From the entries below, copy every line that holds the word "Priority".
%%
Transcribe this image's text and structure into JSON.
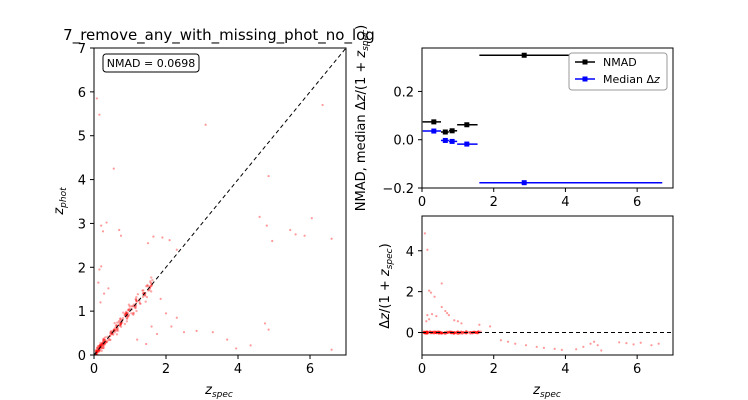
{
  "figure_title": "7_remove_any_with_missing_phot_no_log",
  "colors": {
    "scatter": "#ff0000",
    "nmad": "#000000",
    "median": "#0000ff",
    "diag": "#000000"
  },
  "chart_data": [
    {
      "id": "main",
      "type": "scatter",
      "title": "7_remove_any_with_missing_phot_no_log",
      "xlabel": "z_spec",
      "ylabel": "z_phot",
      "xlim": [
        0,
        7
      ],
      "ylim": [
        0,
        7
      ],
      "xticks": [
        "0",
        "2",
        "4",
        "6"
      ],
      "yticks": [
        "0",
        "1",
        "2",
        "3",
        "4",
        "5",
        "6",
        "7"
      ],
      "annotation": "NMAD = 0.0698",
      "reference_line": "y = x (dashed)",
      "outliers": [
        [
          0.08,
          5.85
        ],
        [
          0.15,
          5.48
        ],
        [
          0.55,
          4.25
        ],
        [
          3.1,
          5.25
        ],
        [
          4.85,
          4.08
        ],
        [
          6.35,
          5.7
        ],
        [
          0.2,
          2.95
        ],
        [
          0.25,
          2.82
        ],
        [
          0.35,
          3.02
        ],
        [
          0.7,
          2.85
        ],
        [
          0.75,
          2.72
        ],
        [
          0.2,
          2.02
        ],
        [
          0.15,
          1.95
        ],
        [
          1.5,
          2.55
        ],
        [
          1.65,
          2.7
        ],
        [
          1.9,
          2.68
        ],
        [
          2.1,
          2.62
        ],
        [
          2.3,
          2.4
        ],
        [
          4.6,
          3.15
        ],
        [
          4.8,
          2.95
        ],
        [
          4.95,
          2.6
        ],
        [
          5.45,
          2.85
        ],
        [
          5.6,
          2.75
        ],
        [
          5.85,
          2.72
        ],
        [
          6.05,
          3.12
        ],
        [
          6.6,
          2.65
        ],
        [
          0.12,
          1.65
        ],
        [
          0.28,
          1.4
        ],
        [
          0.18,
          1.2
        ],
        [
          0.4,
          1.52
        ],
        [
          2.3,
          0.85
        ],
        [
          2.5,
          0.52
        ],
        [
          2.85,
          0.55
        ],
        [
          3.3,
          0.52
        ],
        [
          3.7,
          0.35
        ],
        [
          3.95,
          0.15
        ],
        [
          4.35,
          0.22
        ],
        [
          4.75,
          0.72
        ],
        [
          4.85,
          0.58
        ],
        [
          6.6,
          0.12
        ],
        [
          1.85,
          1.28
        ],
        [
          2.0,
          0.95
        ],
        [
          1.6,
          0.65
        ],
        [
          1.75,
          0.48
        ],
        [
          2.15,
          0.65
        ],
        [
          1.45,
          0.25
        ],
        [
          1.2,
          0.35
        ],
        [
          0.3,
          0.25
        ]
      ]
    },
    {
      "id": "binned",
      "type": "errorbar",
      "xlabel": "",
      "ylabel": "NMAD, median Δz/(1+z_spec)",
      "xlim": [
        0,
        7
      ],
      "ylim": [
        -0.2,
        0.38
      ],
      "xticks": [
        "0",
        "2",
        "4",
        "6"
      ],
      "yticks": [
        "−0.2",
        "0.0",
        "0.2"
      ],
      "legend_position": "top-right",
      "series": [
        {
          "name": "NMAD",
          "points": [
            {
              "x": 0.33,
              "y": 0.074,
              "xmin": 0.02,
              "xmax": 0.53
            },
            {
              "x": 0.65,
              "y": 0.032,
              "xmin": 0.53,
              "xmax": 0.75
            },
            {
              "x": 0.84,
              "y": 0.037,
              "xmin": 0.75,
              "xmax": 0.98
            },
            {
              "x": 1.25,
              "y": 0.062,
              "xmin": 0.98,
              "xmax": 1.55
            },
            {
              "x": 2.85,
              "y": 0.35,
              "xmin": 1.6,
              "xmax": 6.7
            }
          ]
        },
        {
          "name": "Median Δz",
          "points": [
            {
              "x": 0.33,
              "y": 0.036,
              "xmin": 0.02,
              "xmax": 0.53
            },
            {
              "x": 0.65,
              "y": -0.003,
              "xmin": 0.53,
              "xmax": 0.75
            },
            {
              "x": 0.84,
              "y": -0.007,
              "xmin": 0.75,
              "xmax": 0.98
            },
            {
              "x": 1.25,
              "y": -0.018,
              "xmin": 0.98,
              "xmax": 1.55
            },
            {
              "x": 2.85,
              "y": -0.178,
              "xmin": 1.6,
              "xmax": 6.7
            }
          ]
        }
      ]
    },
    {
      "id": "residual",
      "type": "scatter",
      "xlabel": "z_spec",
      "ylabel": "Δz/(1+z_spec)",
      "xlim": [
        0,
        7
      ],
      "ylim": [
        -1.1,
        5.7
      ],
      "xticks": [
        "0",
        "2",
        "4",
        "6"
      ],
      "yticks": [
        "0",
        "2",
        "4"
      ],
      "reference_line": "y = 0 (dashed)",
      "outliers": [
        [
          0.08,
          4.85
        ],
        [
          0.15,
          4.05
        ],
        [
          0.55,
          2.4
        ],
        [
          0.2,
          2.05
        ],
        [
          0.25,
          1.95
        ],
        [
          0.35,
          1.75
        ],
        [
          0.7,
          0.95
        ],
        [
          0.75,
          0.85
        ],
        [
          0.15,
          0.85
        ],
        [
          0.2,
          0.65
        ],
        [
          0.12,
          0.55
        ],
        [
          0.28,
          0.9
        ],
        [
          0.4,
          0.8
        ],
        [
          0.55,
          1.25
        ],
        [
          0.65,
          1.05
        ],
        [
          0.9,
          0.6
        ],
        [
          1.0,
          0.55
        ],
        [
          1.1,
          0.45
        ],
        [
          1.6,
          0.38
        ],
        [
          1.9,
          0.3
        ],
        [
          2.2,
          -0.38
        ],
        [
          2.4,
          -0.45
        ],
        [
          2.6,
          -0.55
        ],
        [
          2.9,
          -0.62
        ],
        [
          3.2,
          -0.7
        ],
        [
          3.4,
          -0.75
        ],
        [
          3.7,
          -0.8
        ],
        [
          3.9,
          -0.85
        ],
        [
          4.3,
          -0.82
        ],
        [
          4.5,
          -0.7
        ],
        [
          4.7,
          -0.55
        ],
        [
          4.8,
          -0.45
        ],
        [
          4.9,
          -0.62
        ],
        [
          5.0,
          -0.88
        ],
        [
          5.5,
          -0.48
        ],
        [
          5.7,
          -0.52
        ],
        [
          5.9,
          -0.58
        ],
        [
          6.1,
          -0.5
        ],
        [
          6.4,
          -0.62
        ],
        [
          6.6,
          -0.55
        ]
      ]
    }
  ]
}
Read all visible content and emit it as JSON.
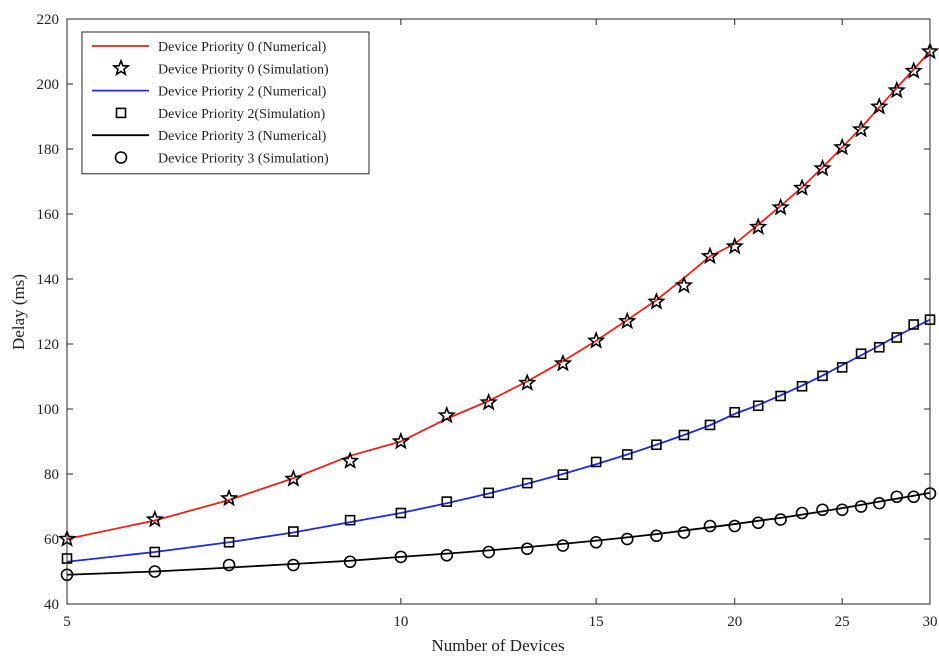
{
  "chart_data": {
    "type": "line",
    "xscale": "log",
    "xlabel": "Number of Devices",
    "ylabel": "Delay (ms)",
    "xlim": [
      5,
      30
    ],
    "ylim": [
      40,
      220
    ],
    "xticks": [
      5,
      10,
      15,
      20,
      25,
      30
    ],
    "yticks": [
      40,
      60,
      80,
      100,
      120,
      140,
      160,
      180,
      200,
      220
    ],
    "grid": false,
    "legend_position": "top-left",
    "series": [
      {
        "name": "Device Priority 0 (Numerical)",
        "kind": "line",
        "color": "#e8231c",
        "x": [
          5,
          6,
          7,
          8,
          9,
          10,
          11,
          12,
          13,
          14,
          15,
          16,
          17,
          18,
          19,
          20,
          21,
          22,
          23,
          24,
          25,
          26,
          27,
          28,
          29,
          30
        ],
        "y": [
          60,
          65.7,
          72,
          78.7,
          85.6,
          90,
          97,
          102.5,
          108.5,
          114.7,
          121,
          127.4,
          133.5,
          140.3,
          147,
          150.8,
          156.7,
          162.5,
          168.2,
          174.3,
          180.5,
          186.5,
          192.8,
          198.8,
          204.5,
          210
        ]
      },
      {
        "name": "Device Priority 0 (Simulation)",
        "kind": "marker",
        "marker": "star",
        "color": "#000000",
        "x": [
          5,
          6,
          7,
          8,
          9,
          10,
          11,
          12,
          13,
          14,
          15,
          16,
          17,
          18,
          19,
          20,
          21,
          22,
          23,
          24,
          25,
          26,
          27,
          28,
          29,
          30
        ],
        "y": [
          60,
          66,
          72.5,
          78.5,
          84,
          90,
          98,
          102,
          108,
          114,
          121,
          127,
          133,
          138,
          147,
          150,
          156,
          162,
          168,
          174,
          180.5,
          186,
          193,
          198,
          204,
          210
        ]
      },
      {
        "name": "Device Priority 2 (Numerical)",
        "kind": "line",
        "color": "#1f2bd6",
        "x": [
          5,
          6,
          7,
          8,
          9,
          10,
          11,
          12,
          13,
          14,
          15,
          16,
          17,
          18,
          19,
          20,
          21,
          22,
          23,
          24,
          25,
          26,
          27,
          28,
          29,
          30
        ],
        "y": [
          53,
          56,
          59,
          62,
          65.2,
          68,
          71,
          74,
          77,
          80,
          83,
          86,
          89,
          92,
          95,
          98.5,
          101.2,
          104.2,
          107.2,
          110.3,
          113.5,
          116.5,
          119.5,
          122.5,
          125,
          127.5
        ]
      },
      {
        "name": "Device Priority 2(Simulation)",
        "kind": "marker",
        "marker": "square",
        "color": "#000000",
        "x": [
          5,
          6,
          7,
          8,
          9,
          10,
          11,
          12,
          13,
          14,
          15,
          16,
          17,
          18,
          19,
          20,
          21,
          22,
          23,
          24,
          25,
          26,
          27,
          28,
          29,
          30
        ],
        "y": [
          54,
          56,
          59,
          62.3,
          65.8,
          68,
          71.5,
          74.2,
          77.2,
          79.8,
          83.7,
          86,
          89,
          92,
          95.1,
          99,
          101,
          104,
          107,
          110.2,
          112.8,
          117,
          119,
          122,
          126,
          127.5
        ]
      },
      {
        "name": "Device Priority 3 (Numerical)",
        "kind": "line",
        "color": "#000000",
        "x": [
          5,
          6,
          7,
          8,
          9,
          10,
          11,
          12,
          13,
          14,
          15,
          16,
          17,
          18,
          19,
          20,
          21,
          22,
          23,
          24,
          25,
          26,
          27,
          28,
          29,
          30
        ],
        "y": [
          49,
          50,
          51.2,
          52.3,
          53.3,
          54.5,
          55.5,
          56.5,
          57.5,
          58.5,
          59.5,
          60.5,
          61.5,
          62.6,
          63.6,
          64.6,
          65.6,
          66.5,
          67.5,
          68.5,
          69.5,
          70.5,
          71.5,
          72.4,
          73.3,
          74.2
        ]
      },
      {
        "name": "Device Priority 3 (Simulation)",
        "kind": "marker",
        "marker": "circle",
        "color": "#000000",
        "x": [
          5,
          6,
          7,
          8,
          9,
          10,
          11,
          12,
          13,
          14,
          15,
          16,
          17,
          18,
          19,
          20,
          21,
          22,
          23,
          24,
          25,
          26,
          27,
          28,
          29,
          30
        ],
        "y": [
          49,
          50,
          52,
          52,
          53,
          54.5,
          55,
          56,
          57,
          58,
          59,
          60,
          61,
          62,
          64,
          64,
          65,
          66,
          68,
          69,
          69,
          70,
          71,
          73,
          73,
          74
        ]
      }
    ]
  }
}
%%
* Exercise output *
        "name": "Device Priority 0 (Numerical)",
        "name": "Device Priority 0 (Simulation)",
        "name": "Device Priority 2 (Numerical)",
        "name": "Device Priority 2(Simulation)",
        "name": "Device Priority 3 (Numerical)",
        "name": "Device Priority 3 (Simulation)",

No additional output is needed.